:: INPUT
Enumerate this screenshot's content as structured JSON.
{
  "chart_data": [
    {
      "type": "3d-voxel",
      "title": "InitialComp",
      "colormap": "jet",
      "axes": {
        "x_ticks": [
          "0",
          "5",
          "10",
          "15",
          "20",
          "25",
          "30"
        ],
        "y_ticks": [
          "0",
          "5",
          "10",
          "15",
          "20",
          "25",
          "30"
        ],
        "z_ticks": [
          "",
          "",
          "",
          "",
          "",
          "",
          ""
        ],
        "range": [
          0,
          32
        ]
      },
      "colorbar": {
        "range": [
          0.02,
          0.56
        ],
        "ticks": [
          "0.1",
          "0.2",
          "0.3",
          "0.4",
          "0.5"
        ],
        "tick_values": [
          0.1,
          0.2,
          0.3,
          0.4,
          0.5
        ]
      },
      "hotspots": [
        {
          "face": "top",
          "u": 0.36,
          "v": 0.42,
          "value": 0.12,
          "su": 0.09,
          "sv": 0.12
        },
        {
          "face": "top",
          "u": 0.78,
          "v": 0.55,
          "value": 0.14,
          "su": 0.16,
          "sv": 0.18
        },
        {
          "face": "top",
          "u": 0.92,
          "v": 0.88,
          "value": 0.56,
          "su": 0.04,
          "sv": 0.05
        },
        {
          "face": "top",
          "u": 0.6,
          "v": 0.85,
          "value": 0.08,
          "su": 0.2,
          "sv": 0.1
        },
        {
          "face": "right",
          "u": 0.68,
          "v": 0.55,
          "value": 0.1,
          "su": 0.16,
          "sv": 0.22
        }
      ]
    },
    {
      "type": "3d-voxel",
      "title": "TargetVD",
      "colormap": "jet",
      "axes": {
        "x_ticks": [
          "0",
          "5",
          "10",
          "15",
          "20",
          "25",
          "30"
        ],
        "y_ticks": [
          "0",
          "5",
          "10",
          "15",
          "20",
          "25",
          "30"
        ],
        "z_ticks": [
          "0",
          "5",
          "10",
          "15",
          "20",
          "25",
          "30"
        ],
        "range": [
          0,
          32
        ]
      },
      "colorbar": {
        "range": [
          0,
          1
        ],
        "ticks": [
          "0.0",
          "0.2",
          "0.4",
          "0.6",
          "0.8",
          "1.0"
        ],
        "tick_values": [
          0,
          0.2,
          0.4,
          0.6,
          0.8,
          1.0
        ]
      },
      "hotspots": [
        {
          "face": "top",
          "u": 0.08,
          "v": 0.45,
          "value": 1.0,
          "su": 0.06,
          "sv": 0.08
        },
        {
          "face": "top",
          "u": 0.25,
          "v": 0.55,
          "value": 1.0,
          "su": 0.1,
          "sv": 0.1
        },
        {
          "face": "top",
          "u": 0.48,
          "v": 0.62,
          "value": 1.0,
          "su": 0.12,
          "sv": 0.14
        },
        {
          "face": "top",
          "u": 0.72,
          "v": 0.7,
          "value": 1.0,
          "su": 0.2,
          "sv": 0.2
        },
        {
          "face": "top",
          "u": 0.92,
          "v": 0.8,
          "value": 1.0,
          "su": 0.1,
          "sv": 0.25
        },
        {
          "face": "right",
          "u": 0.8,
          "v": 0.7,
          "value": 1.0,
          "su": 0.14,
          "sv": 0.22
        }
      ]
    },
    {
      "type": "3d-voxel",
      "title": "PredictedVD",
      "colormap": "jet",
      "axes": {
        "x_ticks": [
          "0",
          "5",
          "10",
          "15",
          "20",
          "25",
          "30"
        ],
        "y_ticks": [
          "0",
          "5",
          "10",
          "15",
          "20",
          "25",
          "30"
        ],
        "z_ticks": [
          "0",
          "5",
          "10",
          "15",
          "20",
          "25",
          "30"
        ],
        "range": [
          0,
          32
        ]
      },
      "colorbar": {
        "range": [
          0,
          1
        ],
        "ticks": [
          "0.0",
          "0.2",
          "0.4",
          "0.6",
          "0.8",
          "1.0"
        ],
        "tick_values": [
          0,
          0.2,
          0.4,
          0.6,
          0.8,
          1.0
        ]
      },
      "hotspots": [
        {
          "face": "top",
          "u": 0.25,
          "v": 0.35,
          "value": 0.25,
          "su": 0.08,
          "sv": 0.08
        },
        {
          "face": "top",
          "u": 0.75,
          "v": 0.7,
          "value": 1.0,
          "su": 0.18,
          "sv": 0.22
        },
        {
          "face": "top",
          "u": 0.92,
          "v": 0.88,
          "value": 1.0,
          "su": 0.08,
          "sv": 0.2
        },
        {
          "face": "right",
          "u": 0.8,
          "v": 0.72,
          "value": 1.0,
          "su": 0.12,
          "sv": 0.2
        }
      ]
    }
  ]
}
::::
Please output the entries above, every line exactly as it reads.

Enumerate this screenshot's content as structured JSON.
{
  "chart_data": [
    {
      "type": "3d-voxel",
      "title": "InitialComp",
      "colormap": "jet",
      "axes": {
        "x_ticks": [
          "0",
          "5",
          "10",
          "15",
          "20",
          "25",
          "30"
        ],
        "y_ticks": [
          "0",
          "5",
          "10",
          "15",
          "20",
          "25",
          "30"
        ],
        "z_ticks": [
          "",
          "",
          "",
          "",
          "",
          "",
          ""
        ],
        "range": [
          0,
          32
        ]
      },
      "colorbar": {
        "range": [
          0.02,
          0.56
        ],
        "ticks": [
          "0.1",
          "0.2",
          "0.3",
          "0.4",
          "0.5"
        ],
        "tick_values": [
          0.1,
          0.2,
          0.3,
          0.4,
          0.5
        ]
      },
      "hotspots": [
        {
          "face": "top",
          "u": 0.36,
          "v": 0.42,
          "value": 0.12,
          "su": 0.09,
          "sv": 0.12
        },
        {
          "face": "top",
          "u": 0.78,
          "v": 0.55,
          "value": 0.14,
          "su": 0.16,
          "sv": 0.18
        },
        {
          "face": "top",
          "u": 0.92,
          "v": 0.88,
          "value": 0.56,
          "su": 0.04,
          "sv": 0.05
        },
        {
          "face": "top",
          "u": 0.6,
          "v": 0.85,
          "value": 0.08,
          "su": 0.2,
          "sv": 0.1
        },
        {
          "face": "right",
          "u": 0.68,
          "v": 0.55,
          "value": 0.1,
          "su": 0.16,
          "sv": 0.22
        }
      ]
    },
    {
      "type": "3d-voxel",
      "title": "TargetVD",
      "colormap": "jet",
      "axes": {
        "x_ticks": [
          "0",
          "5",
          "10",
          "15",
          "20",
          "25",
          "30"
        ],
        "y_ticks": [
          "0",
          "5",
          "10",
          "15",
          "20",
          "25",
          "30"
        ],
        "z_ticks": [
          "0",
          "5",
          "10",
          "15",
          "20",
          "25",
          "30"
        ],
        "range": [
          0,
          32
        ]
      },
      "colorbar": {
        "range": [
          0,
          1
        ],
        "ticks": [
          "0.0",
          "0.2",
          "0.4",
          "0.6",
          "0.8",
          "1.0"
        ],
        "tick_values": [
          0,
          0.2,
          0.4,
          0.6,
          0.8,
          1.0
        ]
      },
      "hotspots": [
        {
          "face": "top",
          "u": 0.08,
          "v": 0.45,
          "value": 1.0,
          "su": 0.06,
          "sv": 0.08
        },
        {
          "face": "top",
          "u": 0.25,
          "v": 0.55,
          "value": 1.0,
          "su": 0.1,
          "sv": 0.1
        },
        {
          "face": "top",
          "u": 0.48,
          "v": 0.62,
          "value": 1.0,
          "su": 0.12,
          "sv": 0.14
        },
        {
          "face": "top",
          "u": 0.72,
          "v": 0.7,
          "value": 1.0,
          "su": 0.2,
          "sv": 0.2
        },
        {
          "face": "top",
          "u": 0.92,
          "v": 0.8,
          "value": 1.0,
          "su": 0.1,
          "sv": 0.25
        },
        {
          "face": "right",
          "u": 0.8,
          "v": 0.7,
          "value": 1.0,
          "su": 0.14,
          "sv": 0.22
        }
      ]
    },
    {
      "type": "3d-voxel",
      "title": "PredictedVD",
      "colormap": "jet",
      "axes": {
        "x_ticks": [
          "0",
          "5",
          "10",
          "15",
          "20",
          "25",
          "30"
        ],
        "y_ticks": [
          "0",
          "5",
          "10",
          "15",
          "20",
          "25",
          "30"
        ],
        "z_ticks": [
          "0",
          "5",
          "10",
          "15",
          "20",
          "25",
          "30"
        ],
        "range": [
          0,
          32
        ]
      },
      "colorbar": {
        "range": [
          0,
          1
        ],
        "ticks": [
          "0.0",
          "0.2",
          "0.4",
          "0.6",
          "0.8",
          "1.0"
        ],
        "tick_values": [
          0,
          0.2,
          0.4,
          0.6,
          0.8,
          1.0
        ]
      },
      "hotspots": [
        {
          "face": "top",
          "u": 0.25,
          "v": 0.35,
          "value": 0.25,
          "su": 0.08,
          "sv": 0.08
        },
        {
          "face": "top",
          "u": 0.75,
          "v": 0.7,
          "value": 1.0,
          "su": 0.18,
          "sv": 0.22
        },
        {
          "face": "top",
          "u": 0.92,
          "v": 0.88,
          "value": 1.0,
          "su": 0.08,
          "sv": 0.2
        },
        {
          "face": "right",
          "u": 0.8,
          "v": 0.72,
          "value": 1.0,
          "su": 0.12,
          "sv": 0.2
        }
      ]
    }
  ]
}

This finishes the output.